_DIRECTION_
Repeat the records below exactly as they appear.

_DATA RECORDS_
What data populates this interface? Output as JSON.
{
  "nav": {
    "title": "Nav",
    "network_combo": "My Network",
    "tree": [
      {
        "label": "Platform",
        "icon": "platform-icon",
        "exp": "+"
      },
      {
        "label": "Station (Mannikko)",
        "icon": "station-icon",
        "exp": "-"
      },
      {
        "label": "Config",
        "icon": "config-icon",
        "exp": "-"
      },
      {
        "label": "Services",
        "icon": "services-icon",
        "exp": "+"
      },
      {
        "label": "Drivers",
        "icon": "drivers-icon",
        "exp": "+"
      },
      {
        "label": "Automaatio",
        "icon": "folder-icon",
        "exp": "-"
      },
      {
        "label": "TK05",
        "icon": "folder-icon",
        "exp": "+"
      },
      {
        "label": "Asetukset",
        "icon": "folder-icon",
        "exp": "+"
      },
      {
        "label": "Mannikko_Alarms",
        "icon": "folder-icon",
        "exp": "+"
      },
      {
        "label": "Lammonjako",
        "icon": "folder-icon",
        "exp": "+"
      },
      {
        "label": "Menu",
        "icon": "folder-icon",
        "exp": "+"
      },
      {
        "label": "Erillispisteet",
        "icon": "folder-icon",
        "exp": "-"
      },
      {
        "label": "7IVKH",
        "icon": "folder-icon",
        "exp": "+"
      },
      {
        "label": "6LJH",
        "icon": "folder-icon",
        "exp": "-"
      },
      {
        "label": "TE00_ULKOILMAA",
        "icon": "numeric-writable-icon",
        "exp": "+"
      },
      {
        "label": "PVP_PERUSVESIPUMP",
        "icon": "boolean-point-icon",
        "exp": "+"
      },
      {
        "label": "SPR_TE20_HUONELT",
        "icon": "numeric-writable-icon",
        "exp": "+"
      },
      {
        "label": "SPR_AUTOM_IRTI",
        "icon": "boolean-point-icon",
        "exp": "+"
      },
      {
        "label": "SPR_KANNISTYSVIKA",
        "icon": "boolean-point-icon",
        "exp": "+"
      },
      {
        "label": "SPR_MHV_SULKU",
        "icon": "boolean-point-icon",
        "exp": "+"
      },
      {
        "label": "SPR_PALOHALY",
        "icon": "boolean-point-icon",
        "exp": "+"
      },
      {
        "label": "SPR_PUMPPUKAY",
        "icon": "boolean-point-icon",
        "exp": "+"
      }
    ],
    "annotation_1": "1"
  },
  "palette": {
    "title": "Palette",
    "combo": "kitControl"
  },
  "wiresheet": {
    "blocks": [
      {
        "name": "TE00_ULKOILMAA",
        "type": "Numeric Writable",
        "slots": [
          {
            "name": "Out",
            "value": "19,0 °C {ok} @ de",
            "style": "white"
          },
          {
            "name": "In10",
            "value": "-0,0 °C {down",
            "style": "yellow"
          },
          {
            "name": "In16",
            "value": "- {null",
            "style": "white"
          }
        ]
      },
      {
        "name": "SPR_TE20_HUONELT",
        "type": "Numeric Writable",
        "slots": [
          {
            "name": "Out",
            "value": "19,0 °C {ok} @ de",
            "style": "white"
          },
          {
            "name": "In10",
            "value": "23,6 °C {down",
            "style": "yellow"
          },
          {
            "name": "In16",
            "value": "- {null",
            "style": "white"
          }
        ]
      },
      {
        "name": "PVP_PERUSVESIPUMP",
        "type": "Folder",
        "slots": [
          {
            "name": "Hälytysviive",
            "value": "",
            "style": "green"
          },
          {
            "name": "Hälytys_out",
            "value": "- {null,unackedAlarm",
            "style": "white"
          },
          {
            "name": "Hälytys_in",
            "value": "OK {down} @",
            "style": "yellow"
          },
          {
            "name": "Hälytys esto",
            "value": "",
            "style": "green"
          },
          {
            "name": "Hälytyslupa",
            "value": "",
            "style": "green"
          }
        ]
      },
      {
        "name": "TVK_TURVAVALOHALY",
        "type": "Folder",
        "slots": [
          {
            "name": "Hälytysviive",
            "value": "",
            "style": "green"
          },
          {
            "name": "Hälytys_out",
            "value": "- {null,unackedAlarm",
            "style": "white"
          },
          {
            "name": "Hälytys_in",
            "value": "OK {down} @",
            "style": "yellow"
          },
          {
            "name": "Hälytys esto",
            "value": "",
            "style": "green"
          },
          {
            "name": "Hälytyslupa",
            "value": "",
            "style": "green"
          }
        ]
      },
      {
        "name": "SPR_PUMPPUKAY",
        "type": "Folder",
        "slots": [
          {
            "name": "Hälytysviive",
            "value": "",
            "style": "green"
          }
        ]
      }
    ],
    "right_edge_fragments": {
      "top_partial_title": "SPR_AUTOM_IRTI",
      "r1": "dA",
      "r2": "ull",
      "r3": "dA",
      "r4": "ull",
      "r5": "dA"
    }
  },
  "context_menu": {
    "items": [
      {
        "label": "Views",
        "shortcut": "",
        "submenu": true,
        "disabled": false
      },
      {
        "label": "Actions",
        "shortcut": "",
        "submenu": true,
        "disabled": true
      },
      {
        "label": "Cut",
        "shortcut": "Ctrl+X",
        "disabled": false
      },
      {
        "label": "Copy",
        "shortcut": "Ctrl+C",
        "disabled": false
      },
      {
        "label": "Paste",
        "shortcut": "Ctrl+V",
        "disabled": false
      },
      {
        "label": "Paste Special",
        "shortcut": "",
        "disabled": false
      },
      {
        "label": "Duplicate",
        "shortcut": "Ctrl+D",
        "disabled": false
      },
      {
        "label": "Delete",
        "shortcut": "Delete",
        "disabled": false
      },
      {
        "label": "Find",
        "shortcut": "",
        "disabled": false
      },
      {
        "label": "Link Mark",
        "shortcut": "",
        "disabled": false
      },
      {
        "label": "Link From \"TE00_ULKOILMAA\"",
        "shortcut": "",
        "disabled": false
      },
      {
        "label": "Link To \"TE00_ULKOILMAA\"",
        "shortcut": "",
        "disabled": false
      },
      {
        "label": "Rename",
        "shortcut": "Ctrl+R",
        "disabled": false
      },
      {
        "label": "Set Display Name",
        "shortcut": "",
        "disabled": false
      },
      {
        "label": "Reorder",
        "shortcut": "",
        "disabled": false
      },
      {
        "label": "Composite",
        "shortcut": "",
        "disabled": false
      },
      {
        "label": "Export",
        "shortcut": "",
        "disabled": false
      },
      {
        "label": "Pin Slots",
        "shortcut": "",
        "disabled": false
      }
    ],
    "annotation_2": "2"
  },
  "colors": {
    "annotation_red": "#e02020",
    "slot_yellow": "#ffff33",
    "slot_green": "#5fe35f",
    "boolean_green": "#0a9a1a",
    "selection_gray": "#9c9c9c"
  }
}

_EXERCISE OUTPUT_
What data populates this interface? Output as JSON.
{
  "nav": {
    "title": "Nav",
    "network_combo": "My Network",
    "tree": [
      {
        "label": "Platform",
        "icon": "platform-icon",
        "exp": "+"
      },
      {
        "label": "Station (Mannikko)",
        "icon": "station-icon",
        "exp": "-"
      },
      {
        "label": "Config",
        "icon": "config-icon",
        "exp": "-"
      },
      {
        "label": "Services",
        "icon": "services-icon",
        "exp": "+"
      },
      {
        "label": "Drivers",
        "icon": "drivers-icon",
        "exp": "+"
      },
      {
        "label": "Automaatio",
        "icon": "folder-icon",
        "exp": "-"
      },
      {
        "label": "TK05",
        "icon": "folder-icon",
        "exp": "+"
      },
      {
        "label": "Asetukset",
        "icon": "folder-icon",
        "exp": "+"
      },
      {
        "label": "Mannikko_Alarms",
        "icon": "folder-icon",
        "exp": "+"
      },
      {
        "label": "Lammonjako",
        "icon": "folder-icon",
        "exp": "+"
      },
      {
        "label": "Menu",
        "icon": "folder-icon",
        "exp": "+"
      },
      {
        "label": "Erillispisteet",
        "icon": "folder-icon",
        "exp": "-"
      },
      {
        "label": "7IVKH",
        "icon": "folder-icon",
        "exp": "+"
      },
      {
        "label": "6LJH",
        "icon": "folder-icon",
        "exp": "-"
      },
      {
        "label": "TE00_ULKOILMAA",
        "icon": "numeric-writable-icon",
        "exp": "+"
      },
      {
        "label": "PVP_PERUSVESIPUMP",
        "icon": "boolean-point-icon",
        "exp": "+"
      },
      {
        "label": "SPR_TE20_HUONELT",
        "icon": "numeric-writable-icon",
        "exp": "+"
      },
      {
        "label": "SPR_AUTOM_IRTI",
        "icon": "boolean-point-icon",
        "exp": "+"
      },
      {
        "label": "SPR_KANNISTYSVIKA",
        "icon": "boolean-point-icon",
        "exp": "+"
      },
      {
        "label": "SPR_MHV_SULKU",
        "icon": "boolean-point-icon",
        "exp": "+"
      },
      {
        "label": "SPR_PALOHALY",
        "icon": "boolean-point-icon",
        "exp": "+"
      },
      {
        "label": "SPR_PUMPPUKAY",
        "icon": "boolean-point-icon",
        "exp": "+"
      }
    ],
    "annotation_1": "1"
  },
  "palette": {
    "title": "Palette",
    "combo": "kitControl"
  },
  "wiresheet": {
    "blocks": [
      {
        "name": "TE00_ULKOILMAA",
        "type": "Numeric Writable",
        "slots": [
          {
            "name": "Out",
            "value": "19,0 °C {ok} @ de",
            "style": "white"
          },
          {
            "name": "In10",
            "value": "-0,0 °C {down",
            "style": "yellow"
          },
          {
            "name": "In16",
            "value": "- {null",
            "style": "white"
          }
        ]
      },
      {
        "name": "SPR_TE20_HUONELT",
        "type": "Numeric Writable",
        "slots": [
          {
            "name": "Out",
            "value": "19,0 °C {ok} @ de",
            "style": "white"
          },
          {
            "name": "In10",
            "value": "23,6 °C {down",
            "style": "yellow"
          },
          {
            "name": "In16",
            "value": "- {null",
            "style": "white"
          }
        ]
      },
      {
        "name": "PVP_PERUSVESIPUMP",
        "type": "Folder",
        "slots": [
          {
            "name": "Hälytysviive",
            "value": "",
            "style": "green"
          },
          {
            "name": "Hälytys_out",
            "value": "- {null,unackedAlarm",
            "style": "white"
          },
          {
            "name": "Hälytys_in",
            "value": "OK {down} @",
            "style": "yellow"
          },
          {
            "name": "Hälytys esto",
            "value": "",
            "style": "green"
          },
          {
            "name": "Hälytyslupa",
            "value": "",
            "style": "green"
          }
        ]
      },
      {
        "name": "TVK_TURVAVALOHALY",
        "type": "Folder",
        "slots": [
          {
            "name": "Hälytysviive",
            "value": "",
            "style": "green"
          },
          {
            "name": "Hälytys_out",
            "value": "- {null,unackedAlarm",
            "style": "white"
          },
          {
            "name": "Hälytys_in",
            "value": "OK {down} @",
            "style": "yellow"
          },
          {
            "name": "Hälytys esto",
            "value": "",
            "style": "green"
          },
          {
            "name": "Hälytyslupa",
            "value": "",
            "style": "green"
          }
        ]
      },
      {
        "name": "SPR_PUMPPUKAY",
        "type": "Folder",
        "slots": [
          {
            "name": "Hälytysviive",
            "value": "",
            "style": "green"
          }
        ]
      }
    ],
    "right_edge_fragments": {
      "top_partial_title": "SPR_AUTOM_IRTI",
      "r1": "dA",
      "r2": "ull",
      "r3": "dA",
      "r4": "ull",
      "r5": "dA"
    }
  },
  "context_menu": {
    "items": [
      {
        "label": "Views",
        "shortcut": "",
        "submenu": true,
        "disabled": false
      },
      {
        "label": "Actions",
        "shortcut": "",
        "submenu": true,
        "disabled": true
      },
      {
        "label": "Cut",
        "shortcut": "Ctrl+X",
        "disabled": false
      },
      {
        "label": "Copy",
        "shortcut": "Ctrl+C",
        "disabled": false
      },
      {
        "label": "Paste",
        "shortcut": "Ctrl+V",
        "disabled": false
      },
      {
        "label": "Paste Special",
        "shortcut": "",
        "disabled": false
      },
      {
        "label": "Duplicate",
        "shortcut": "Ctrl+D",
        "disabled": false
      },
      {
        "label": "Delete",
        "shortcut": "Delete",
        "disabled": false
      },
      {
        "label": "Find",
        "shortcut": "",
        "disabled": false
      },
      {
        "label": "Link Mark",
        "shortcut": "",
        "disabled": false
      },
      {
        "label": "Link From \"TE00_ULKOILMAA\"",
        "shortcut": "",
        "disabled": false
      },
      {
        "label": "Link To \"TE00_ULKOILMAA\"",
        "shortcut": "",
        "disabled": false
      },
      {
        "label": "Rename",
        "shortcut": "Ctrl+R",
        "disabled": false
      },
      {
        "label": "Set Display Name",
        "shortcut": "",
        "disabled": false
      },
      {
        "label": "Reorder",
        "shortcut": "",
        "disabled": false
      },
      {
        "label": "Composite",
        "shortcut": "",
        "disabled": false
      },
      {
        "label": "Export",
        "shortcut": "",
        "disabled": false
      },
      {
        "label": "Pin Slots",
        "shortcut": "",
        "disabled": false
      }
    ],
    "annotation_2": "2"
  },
  "colors": {
    "annotation_red": "#e02020",
    "slot_yellow": "#ffff33",
    "slot_green": "#5fe35f",
    "boolean_green": "#0a9a1a",
    "selection_gray": "#9c9c9c"
  }
}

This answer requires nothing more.